▶ [KUTIPAN TEKS]:
++++++++
Sejarah Awal Tradisi Mudik di Indonesia

                               

Menurut informasi yang penulis dapat, salah satunya sumber dari infoyunik, tradisi rutin pulang kampung "Mudik" sudah berlangsung sejak zaman kerajaan Majapahit. Saat itu, petani Jawa yang merantau di berbagai daerah pulang ke kampung halaman untuk tujuan membersihkan makam leluhur agar rezeki dan keselamatan tetap lancar.

Kemudian istilah mudik saat lebaran baru berkembang pada tahun 1970an atau pada masa orde baru. Keberadaan para perantau di kota besar khususnya Jakarta mengalami perkembangan yang cukup signifikan. Mereka berasal dari berbagai pelosok negeri, bekerja setiap hari demi mendapatkan uang untuk menghidupi keluarganya yang berada di kampung halaman.

Libur lebaran merupakan waktu yang dinanti-nantikan oleh para perantau tersebut untuk pulang ke kampung halamannya. Karena bisanya mendapatkan waktu cukup untuk pulang beberapa hari saat di kampung. Yang sukses tentu berbangga hati saat pulang ke kampung sembari berkumpul bersama keluarga berbagi-bagi rezeki kepada orang-orang yang kurang mampu.

Momen libur lebaran di kampung halaman juga menjadi ajang promosi, dengan mengajak teman-temannya atau keluarga yang tidak memiliki pekerjaan untuk ikut berangkat ke kota. Keadaan kota yang dipenuhi oleh perantau saat hari-hari kerja kemudian sepi saat hari raya idul fitri. Karena memang kebanyakan para pekerja mudik pulang ke kampung halamannya.

Mudik lebaran biasanya didominasi oleh kendaraan pribadi seperti motor dan mobil. Segala persiapan tentu harus dilakukan sebelum perjalanan mudik dilakukan, baik itu persiapan fisik, mental dan material. Persiapan fisik dilakukan untuk menjaga stamina tubuh agar fit dan kuat saat perjalanan mudik. Persiapan mental tidak kalah penting, menjaga pikiran dan ketenangan saat berkendara. Demikian juga persiapan material, setiap mudik tentu harus mempersiapkan uang, baik untuk keperluan perjalanan pulang pergi dan biaya hidup saat di kampung halaman.
++++++++
▶ [DATA SUMBER]:

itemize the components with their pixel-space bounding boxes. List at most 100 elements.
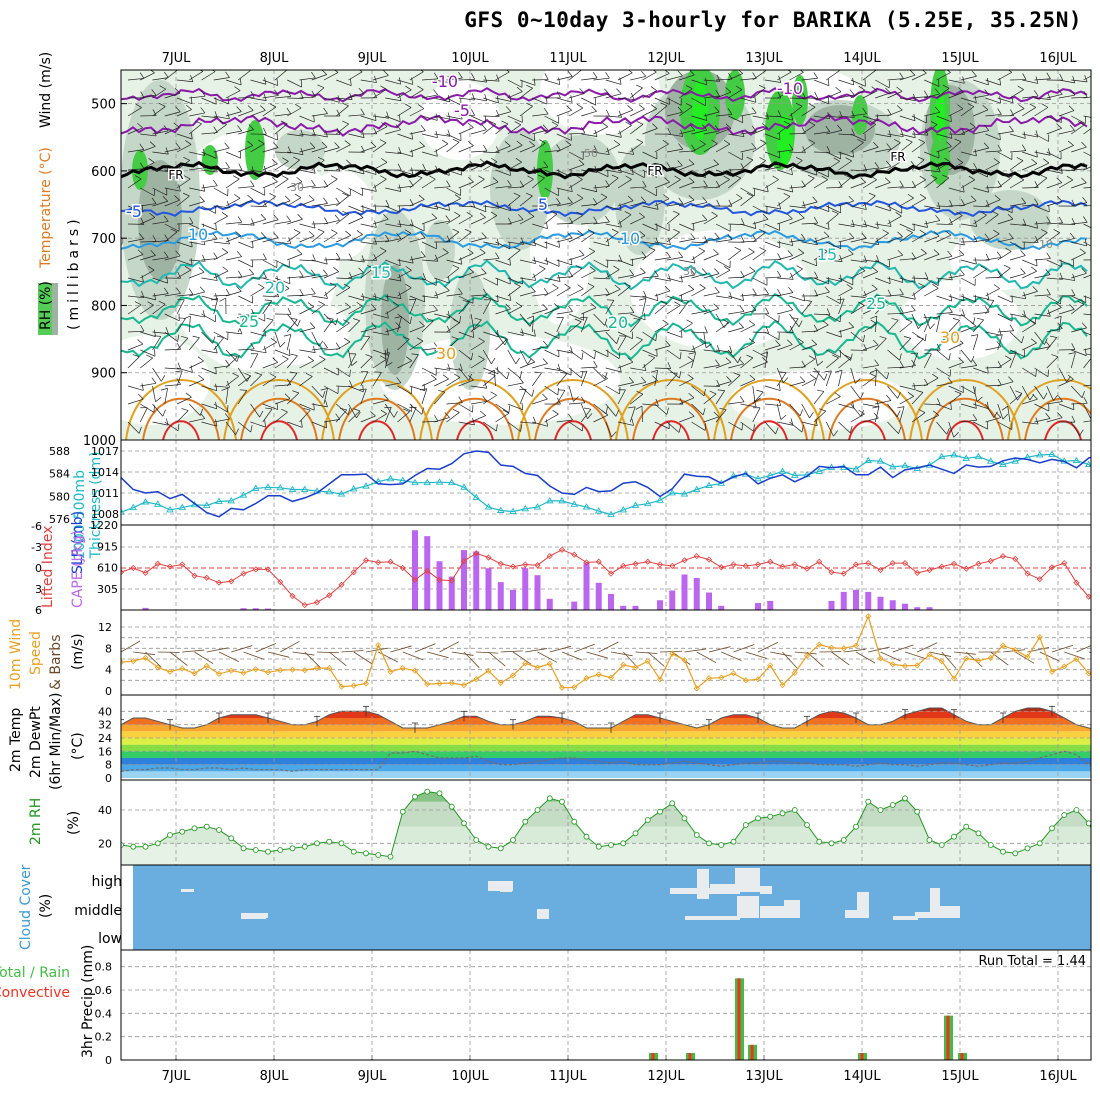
++++++++
▶ [SOAL]:
a: Perbarui bagian teks tentang sejarah mudik yang dibuka dengan kata-kata berisi "Momen libur lebaran" dan ditutup dengan "mudik pulang ke kampung halamannya.", lalu ganti "hari raya idul fitri" menjadi "Hari Raya Idulfitri".
b: Jawablah pertanyaan berikut berdasarkan teks tentang sejarah mudik.
(i) Sejak zaman kerajaan apa tradisi mudik sudah berlangsung?
(ii) Pada tahun berapa istilah mudik saat lebaran mulai berkembang?
(iii) Jenis kendaraan apa yang biasanya mendominasi mudik lebaran?
c: Tulis ulang paragraf dalam teks tentang sejarah mudik yang diawali "Mudik lebaran biasanya didominasi" dalam bentuk daftar dengan tetap memuat fakta utamanya.
Materi tersebut berdiri sendiri dan terpisah dari teks tentang sejarah mudik.

▶ [JAWABAN TIAP SOAL]:
a:
Momen libur lebaran di kampung halaman juga menjadi ajang promosi, dengan mengajak teman-temannya atau keluarga yang tidak memiliki pekerjaan untuk ikut berangkat ke kota. Keadaan kota yang dipenuhi oleh perantau saat hari-hari kerja kemudian sepi saat Hari Raya Idulfitri. Karena memang kebanyakan para pekerja mudik pulang ke kampung halamannya.

b:
(i) Sejak zaman kerajaan Majapahit.
(ii) Pada tahun 1970-an, atau masa Orde Baru.
(iii) Kendaraan pribadi, seperti motor dan mobil.

c:
- Mudik lebaran biasanya didominasi kendaraan pribadi seperti motor dan mobil.
- Sebelum mudik, perlu dilakukan persiapan fisik, mental, dan material.
- Persiapan fisik: menjaga stamina tubuh agar fit dan kuat selama perjalanan.
- Persiapan mental: menjaga pikiran dan ketenangan saat berkendara.
- Persiapan material: menyiapkan uang untuk perjalanan pulang pergi dan biaya hidup di kampung halaman.